* Exercise task
Your reply should be one number: the count of lines holding the word "Intensidade".

Figure data in JSON
········
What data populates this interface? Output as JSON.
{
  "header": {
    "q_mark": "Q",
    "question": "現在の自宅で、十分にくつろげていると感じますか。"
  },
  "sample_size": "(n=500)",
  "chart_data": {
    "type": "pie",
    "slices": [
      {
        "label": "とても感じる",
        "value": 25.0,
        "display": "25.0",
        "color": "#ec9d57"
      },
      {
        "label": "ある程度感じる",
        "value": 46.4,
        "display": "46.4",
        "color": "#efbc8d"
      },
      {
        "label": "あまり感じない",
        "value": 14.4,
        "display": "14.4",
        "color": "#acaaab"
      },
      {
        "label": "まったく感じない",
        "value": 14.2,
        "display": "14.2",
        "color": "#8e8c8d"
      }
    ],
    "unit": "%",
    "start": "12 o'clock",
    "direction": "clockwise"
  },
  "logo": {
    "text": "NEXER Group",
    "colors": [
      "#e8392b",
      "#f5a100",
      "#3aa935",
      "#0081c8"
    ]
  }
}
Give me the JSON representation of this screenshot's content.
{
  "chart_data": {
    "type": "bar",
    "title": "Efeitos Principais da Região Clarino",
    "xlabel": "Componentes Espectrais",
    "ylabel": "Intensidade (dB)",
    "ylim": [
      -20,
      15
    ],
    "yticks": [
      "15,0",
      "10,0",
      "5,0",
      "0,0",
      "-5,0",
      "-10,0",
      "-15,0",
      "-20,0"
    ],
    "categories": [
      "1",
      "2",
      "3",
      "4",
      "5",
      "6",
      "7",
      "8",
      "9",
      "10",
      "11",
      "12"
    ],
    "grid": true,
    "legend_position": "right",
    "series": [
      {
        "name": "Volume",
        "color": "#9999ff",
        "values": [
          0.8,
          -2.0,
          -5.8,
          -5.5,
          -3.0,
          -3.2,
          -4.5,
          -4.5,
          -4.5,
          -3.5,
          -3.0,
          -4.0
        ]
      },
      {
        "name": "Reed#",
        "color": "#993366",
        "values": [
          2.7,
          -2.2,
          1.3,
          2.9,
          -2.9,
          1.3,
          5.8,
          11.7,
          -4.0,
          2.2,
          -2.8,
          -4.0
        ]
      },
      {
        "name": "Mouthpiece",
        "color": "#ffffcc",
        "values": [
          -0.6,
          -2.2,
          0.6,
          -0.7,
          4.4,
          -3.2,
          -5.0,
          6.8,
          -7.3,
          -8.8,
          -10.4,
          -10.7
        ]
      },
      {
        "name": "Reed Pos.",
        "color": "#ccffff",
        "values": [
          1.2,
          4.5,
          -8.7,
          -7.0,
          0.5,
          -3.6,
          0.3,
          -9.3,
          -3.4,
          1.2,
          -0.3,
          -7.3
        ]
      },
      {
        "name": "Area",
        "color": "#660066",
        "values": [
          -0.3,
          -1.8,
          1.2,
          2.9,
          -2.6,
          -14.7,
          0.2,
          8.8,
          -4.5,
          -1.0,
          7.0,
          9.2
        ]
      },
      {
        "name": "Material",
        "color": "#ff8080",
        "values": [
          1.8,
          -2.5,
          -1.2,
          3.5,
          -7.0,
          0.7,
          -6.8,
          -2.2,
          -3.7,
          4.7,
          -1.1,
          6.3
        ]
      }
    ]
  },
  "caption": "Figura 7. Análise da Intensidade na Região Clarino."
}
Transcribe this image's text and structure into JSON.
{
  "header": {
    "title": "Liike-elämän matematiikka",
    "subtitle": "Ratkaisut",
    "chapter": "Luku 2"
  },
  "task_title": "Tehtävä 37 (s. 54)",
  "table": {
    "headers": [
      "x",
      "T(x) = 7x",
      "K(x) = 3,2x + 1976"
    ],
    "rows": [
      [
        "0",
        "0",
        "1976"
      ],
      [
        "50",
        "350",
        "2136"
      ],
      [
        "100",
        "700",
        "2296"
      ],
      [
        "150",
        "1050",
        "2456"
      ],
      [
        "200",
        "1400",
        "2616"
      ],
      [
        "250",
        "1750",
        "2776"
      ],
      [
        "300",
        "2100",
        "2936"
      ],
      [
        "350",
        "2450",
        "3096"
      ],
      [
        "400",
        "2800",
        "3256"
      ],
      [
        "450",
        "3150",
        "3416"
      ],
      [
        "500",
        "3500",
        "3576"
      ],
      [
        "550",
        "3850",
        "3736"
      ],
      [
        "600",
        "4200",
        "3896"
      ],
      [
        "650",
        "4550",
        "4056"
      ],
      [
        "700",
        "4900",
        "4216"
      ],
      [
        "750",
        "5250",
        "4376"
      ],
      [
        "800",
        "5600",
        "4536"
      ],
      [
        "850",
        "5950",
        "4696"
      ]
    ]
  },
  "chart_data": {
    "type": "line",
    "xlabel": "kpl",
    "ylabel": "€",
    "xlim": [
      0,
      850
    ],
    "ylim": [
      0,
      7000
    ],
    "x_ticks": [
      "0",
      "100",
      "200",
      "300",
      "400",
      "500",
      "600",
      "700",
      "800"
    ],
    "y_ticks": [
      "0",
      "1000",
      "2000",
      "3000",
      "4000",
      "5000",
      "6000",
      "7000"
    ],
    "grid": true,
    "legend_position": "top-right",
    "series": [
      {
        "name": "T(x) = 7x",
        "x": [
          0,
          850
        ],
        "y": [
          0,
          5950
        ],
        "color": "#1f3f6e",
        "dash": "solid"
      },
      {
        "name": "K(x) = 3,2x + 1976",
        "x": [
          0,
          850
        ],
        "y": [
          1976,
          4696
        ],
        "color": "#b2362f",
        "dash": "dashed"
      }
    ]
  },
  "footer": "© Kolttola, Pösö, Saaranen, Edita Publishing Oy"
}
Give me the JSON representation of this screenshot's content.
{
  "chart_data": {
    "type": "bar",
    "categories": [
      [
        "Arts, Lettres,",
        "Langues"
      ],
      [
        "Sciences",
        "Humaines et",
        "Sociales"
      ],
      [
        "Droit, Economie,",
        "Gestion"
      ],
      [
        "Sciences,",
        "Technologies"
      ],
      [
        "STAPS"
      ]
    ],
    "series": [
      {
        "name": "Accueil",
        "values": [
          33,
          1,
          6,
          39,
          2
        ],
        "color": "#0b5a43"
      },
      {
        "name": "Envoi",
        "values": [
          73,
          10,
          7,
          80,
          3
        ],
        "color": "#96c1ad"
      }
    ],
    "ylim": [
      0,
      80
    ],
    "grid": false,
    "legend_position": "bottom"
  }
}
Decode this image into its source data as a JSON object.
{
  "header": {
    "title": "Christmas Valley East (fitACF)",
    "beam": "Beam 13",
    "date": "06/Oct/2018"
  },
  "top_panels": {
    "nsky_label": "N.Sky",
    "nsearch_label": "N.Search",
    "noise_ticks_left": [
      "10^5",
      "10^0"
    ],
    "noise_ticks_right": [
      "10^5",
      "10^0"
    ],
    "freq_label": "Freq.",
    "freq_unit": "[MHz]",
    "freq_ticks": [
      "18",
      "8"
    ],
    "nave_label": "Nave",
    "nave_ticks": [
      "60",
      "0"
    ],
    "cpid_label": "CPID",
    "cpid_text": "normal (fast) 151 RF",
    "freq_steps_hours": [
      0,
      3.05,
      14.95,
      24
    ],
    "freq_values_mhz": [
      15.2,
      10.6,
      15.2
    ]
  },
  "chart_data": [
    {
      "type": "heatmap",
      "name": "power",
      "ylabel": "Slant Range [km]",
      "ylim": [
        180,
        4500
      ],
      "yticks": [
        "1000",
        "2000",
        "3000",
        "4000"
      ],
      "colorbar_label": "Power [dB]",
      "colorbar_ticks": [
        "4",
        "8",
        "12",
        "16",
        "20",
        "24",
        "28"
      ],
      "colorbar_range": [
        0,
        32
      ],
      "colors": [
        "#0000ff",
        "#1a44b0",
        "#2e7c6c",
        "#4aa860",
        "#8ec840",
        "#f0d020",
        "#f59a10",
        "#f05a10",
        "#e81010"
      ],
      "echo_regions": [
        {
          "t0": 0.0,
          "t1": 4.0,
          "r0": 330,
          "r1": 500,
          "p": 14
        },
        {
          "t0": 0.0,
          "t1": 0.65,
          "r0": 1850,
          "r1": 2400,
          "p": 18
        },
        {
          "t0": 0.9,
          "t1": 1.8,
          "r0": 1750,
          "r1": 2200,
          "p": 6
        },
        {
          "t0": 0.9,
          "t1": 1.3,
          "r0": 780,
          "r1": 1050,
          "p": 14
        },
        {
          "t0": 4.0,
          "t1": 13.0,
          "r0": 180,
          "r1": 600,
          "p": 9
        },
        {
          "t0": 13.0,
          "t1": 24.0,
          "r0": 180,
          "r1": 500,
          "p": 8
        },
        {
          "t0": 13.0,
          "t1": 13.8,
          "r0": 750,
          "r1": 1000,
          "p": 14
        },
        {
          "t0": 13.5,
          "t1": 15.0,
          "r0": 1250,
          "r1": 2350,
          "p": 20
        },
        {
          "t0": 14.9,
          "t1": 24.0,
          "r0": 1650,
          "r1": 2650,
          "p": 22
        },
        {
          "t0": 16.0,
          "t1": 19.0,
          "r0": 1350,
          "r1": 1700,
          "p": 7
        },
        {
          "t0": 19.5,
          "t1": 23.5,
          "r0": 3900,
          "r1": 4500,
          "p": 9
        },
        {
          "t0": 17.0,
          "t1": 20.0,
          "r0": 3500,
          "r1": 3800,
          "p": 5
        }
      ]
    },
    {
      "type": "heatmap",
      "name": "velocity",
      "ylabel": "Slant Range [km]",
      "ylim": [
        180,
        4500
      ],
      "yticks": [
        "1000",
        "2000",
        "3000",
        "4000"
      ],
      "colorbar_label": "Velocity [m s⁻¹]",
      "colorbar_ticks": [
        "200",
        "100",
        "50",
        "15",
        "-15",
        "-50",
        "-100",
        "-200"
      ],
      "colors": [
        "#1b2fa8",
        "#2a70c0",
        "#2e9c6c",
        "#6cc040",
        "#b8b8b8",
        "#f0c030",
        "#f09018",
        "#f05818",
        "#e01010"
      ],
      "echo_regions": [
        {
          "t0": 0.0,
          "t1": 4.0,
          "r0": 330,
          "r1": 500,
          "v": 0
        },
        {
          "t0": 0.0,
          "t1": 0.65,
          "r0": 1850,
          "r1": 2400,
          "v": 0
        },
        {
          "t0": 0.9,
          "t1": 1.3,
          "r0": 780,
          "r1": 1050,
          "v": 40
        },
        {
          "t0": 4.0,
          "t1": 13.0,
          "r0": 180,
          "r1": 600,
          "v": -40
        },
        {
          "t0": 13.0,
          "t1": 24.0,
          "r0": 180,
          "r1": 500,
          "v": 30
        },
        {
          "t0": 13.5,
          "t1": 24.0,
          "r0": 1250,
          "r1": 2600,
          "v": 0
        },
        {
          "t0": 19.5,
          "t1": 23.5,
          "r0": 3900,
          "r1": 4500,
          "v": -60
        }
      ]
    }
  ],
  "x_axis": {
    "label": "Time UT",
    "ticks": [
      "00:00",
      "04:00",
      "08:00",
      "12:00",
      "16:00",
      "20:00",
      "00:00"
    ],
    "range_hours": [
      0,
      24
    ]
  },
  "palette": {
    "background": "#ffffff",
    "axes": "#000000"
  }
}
········
* The solution
2